The task → Print out each entry below exactly, please.
━━━━━ Given records ━━━━━
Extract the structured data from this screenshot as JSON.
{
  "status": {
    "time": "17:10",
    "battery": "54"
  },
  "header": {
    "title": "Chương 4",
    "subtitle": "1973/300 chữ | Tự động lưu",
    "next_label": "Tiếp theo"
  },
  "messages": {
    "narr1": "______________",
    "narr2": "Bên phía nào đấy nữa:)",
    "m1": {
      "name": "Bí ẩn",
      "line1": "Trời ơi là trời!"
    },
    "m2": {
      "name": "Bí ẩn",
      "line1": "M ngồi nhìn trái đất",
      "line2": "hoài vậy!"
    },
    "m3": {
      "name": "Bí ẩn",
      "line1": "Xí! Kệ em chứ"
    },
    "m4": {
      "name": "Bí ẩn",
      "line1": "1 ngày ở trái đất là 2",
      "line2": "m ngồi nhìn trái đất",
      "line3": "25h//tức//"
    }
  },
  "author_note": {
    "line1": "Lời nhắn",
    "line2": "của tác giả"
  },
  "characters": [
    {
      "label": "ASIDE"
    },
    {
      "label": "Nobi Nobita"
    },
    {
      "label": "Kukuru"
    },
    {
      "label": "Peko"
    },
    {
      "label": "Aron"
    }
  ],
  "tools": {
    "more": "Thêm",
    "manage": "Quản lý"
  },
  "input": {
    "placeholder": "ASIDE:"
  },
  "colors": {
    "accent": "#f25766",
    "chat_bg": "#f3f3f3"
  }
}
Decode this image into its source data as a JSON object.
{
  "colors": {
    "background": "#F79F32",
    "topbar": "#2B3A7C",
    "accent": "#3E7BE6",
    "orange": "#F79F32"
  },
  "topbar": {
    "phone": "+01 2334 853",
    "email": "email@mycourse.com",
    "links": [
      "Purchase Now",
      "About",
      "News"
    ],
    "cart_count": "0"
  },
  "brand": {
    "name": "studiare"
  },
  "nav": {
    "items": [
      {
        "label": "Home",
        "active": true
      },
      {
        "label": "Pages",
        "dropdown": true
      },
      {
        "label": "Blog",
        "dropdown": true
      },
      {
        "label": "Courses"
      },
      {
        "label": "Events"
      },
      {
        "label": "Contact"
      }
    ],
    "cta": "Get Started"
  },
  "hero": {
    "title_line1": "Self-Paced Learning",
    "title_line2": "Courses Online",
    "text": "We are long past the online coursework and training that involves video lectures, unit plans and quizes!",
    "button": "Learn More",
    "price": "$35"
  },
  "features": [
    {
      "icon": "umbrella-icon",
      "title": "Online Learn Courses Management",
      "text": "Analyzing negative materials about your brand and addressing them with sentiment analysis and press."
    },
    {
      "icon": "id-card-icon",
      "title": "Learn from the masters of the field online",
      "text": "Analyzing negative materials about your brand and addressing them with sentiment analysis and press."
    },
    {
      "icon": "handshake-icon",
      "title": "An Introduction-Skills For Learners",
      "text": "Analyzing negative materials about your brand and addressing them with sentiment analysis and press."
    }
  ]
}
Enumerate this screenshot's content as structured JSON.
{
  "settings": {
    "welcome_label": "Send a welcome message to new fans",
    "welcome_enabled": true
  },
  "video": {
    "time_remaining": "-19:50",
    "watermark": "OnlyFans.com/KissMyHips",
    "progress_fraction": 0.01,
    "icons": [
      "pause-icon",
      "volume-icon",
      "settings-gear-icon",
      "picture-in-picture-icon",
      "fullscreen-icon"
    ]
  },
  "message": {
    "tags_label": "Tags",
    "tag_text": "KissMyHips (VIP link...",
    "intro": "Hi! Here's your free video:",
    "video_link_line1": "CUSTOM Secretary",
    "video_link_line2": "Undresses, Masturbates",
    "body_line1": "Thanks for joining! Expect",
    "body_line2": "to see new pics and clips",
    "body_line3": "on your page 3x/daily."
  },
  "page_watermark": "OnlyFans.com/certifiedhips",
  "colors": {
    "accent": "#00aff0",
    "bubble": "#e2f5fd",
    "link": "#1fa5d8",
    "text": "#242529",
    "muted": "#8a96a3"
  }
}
━━━━━
Solution below →
Extract the structured data from this screenshot as JSON.
{
  "status": {
    "time": "17:10",
    "battery": "54"
  },
  "header": {
    "title": "Chương 4",
    "subtitle": "1973/300 chữ | Tự động lưu",
    "next_label": "Tiếp theo"
  },
  "messages": {
    "narr1": "______________",
    "narr2": "Bên phía nào đấy nữa:)",
    "m1": {
      "name": "Bí ẩn",
      "line1": "Trời ơi là trời!"
    },
    "m2": {
      "name": "Bí ẩn",
      "line1": "M ngồi nhìn trái đất",
      "line2": "hoài vậy!"
    },
    "m3": {
      "name": "Bí ẩn",
      "line1": "Xí! Kệ em chứ"
    },
    "m4": {
      "name": "Bí ẩn",
      "line1": "1 ngày ở trái đất là 2",
      "line2": "m ngồi nhìn trái đất",
      "line3": "25h//tức//"
    }
  },
  "author_note": {
    "line1": "Lời nhắn",
    "line2": "của tác giả"
  },
  "characters": [
    {
      "label": "ASIDE"
    },
    {
      "label": "Nobi Nobita"
    },
    {
      "label": "Kukuru"
    },
    {
      "label": "Peko"
    },
    {
      "label": "Aron"
    }
  ],
  "tools": {
    "more": "Thêm",
    "manage": "Quản lý"
  },
  "input": {
    "placeholder": "ASIDE:"
  },
  "colors": {
    "accent": "#f25766",
    "chat_bg": "#f3f3f3"
  }
}
Decode this image into its source data as a JSON object.
{
  "colors": {
    "background": "#F79F32",
    "topbar": "#2B3A7C",
    "accent": "#3E7BE6",
    "orange": "#F79F32"
  },
  "topbar": {
    "phone": "+01 2334 853",
    "email": "email@mycourse.com",
    "links": [
      "Purchase Now",
      "About",
      "News"
    ],
    "cart_count": "0"
  },
  "brand": {
    "name": "studiare"
  },
  "nav": {
    "items": [
      {
        "label": "Home",
        "active": true
      },
      {
        "label": "Pages",
        "dropdown": true
      },
      {
        "label": "Blog",
        "dropdown": true
      },
      {
        "label": "Courses"
      },
      {
        "label": "Events"
      },
      {
        "label": "Contact"
      }
    ],
    "cta": "Get Started"
  },
  "hero": {
    "title_line1": "Self-Paced Learning",
    "title_line2": "Courses Online",
    "text": "We are long past the online coursework and training that involves video lectures, unit plans and quizes!",
    "button": "Learn More",
    "price": "$35"
  },
  "features": [
    {
      "icon": "umbrella-icon",
      "title": "Online Learn Courses Management",
      "text": "Analyzing negative materials about your brand and addressing them with sentiment analysis and press."
    },
    {
      "icon": "id-card-icon",
      "title": "Learn from the masters of the field online",
      "text": "Analyzing negative materials about your brand and addressing them with sentiment analysis and press."
    },
    {
      "icon": "handshake-icon",
      "title": "An Introduction-Skills For Learners",
      "text": "Analyzing negative materials about your brand and addressing them with sentiment analysis and press."
    }
  ]
}
Enumerate this screenshot's content as structured JSON.
{
  "settings": {
    "welcome_label": "Send a welcome message to new fans",
    "welcome_enabled": true
  },
  "video": {
    "time_remaining": "-19:50",
    "watermark": "OnlyFans.com/KissMyHips",
    "progress_fraction": 0.01,
    "icons": [
      "pause-icon",
      "volume-icon",
      "settings-gear-icon",
      "picture-in-picture-icon",
      "fullscreen-icon"
    ]
  },
  "message": {
    "tags_label": "Tags",
    "tag_text": "KissMyHips (VIP link...",
    "intro": "Hi! Here's your free video:",
    "video_link_line1": "CUSTOM Secretary",
    "video_link_line2": "Undresses, Masturbates",
    "body_line1": "Thanks for joining! Expect",
    "body_line2": "to see new pics and clips",
    "body_line3": "on your page 3x/daily."
  },
  "page_watermark": "OnlyFans.com/certifiedhips",
  "colors": {
    "accent": "#00aff0",
    "bubble": "#e2f5fd",
    "link": "#1fa5d8",
    "text": "#242529",
    "muted": "#8a96a3"
  }
}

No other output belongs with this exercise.